**WHAT YOU SHOULD DO**
Locate the string "http" throughout the material and copy every line in which it occurs.

**MATERIAL**
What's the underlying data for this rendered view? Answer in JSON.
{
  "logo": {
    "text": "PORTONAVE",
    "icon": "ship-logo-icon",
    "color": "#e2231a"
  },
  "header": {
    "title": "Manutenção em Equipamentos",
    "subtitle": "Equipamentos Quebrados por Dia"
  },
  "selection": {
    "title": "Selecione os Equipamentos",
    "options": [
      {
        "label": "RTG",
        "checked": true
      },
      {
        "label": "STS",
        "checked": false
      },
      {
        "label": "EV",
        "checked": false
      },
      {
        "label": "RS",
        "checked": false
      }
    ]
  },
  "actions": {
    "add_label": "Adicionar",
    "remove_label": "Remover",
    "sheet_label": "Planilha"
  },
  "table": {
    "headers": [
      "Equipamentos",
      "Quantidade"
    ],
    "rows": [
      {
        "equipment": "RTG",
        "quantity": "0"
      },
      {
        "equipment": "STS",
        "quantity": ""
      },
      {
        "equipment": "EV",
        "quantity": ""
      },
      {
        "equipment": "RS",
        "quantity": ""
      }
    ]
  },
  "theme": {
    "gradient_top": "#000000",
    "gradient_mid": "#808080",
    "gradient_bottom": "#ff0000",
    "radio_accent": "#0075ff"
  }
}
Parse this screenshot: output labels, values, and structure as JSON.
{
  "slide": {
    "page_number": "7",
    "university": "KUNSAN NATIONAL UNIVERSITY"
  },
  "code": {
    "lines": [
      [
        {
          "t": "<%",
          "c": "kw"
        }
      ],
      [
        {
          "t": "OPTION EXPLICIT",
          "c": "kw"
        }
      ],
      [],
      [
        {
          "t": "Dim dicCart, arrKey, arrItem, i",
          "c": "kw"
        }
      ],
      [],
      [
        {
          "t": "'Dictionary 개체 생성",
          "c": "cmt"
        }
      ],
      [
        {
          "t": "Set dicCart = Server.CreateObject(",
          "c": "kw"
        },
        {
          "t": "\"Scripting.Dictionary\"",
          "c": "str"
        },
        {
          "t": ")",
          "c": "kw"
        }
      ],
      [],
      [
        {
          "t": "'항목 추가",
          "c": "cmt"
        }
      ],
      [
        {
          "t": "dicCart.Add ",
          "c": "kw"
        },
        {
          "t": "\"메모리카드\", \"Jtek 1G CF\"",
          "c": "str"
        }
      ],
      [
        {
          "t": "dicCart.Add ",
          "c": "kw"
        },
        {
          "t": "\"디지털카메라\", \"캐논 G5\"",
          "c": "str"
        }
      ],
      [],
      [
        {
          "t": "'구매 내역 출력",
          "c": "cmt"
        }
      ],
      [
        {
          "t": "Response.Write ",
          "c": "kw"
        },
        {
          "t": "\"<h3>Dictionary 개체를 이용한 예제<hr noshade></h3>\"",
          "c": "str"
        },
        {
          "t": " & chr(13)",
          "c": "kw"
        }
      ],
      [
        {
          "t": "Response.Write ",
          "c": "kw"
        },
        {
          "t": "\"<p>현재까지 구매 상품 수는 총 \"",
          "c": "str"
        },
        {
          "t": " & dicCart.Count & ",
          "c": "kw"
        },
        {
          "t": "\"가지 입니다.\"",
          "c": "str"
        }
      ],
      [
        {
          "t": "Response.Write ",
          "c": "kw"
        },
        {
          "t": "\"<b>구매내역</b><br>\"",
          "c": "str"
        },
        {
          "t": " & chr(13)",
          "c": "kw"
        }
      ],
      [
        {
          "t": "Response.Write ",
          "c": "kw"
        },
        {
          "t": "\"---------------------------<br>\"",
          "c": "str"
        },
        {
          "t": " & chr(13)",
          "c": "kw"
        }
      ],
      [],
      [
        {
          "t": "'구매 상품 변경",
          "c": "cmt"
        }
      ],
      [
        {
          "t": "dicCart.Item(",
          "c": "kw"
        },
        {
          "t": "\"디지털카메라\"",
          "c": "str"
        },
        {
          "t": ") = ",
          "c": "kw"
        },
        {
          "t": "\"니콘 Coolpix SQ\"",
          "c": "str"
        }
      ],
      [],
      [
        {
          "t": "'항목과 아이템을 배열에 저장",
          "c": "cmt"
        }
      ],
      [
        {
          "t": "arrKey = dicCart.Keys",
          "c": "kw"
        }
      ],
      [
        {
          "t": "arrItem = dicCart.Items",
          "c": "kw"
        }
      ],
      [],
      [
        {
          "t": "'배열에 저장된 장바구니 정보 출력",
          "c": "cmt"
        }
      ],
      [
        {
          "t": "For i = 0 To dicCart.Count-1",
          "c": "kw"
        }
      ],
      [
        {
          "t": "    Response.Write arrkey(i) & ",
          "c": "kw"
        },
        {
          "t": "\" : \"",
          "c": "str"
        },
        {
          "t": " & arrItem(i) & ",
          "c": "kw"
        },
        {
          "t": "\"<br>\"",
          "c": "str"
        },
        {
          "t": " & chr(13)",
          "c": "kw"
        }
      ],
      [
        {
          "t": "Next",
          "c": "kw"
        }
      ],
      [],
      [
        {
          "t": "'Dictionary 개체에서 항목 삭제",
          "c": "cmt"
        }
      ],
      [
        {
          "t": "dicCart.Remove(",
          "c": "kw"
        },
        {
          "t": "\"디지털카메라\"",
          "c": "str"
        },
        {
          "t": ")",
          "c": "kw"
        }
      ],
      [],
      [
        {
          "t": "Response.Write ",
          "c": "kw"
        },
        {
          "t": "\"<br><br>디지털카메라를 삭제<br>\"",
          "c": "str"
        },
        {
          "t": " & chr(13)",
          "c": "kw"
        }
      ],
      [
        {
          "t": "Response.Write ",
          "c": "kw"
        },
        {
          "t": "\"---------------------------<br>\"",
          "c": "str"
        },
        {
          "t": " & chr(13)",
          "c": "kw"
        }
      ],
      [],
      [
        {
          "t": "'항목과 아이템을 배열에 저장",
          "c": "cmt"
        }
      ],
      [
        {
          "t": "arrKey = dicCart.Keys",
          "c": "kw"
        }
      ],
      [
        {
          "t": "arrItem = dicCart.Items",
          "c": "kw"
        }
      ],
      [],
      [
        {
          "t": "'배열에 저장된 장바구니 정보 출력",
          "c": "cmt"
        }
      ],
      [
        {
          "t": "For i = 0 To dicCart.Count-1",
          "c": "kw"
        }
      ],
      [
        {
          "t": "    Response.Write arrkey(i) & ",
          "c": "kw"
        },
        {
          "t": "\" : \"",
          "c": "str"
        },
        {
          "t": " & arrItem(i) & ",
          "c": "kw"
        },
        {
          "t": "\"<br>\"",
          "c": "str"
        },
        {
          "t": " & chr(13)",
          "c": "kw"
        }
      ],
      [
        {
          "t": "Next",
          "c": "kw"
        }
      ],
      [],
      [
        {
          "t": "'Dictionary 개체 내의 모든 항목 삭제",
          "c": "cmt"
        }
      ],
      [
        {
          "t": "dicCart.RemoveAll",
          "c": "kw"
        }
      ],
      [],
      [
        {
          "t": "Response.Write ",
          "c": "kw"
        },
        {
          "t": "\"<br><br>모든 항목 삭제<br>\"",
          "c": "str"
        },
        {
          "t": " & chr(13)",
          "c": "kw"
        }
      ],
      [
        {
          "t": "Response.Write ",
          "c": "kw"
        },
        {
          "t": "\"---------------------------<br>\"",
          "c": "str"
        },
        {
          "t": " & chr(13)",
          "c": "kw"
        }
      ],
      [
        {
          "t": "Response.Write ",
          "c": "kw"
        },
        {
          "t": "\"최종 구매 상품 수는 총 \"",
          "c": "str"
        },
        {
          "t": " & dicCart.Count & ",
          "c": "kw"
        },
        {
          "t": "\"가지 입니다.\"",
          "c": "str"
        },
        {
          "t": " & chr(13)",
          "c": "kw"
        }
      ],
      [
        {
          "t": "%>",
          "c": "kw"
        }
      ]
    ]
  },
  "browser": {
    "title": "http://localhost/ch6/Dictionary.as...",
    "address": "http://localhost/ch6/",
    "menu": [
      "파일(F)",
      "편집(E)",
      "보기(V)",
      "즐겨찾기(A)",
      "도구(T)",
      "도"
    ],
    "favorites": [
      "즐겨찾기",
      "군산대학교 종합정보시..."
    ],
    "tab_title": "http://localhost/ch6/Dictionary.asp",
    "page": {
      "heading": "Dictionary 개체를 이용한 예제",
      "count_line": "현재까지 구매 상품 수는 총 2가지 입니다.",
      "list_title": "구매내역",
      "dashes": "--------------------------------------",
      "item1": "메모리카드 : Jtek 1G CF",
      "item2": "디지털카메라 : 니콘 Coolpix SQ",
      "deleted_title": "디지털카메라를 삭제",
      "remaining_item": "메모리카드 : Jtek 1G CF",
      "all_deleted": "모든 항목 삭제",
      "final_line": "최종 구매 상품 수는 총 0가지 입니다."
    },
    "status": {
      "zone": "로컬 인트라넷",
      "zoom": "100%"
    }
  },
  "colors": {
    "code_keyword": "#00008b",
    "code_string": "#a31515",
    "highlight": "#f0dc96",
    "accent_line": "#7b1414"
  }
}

**WORKED SOLUTION**
    "title": "http://localhost/ch6/Dictionary.as...",
    "address": "http://localhost/ch6/",
    "tab_title": "http://localhost/ch6/Dictionary.asp",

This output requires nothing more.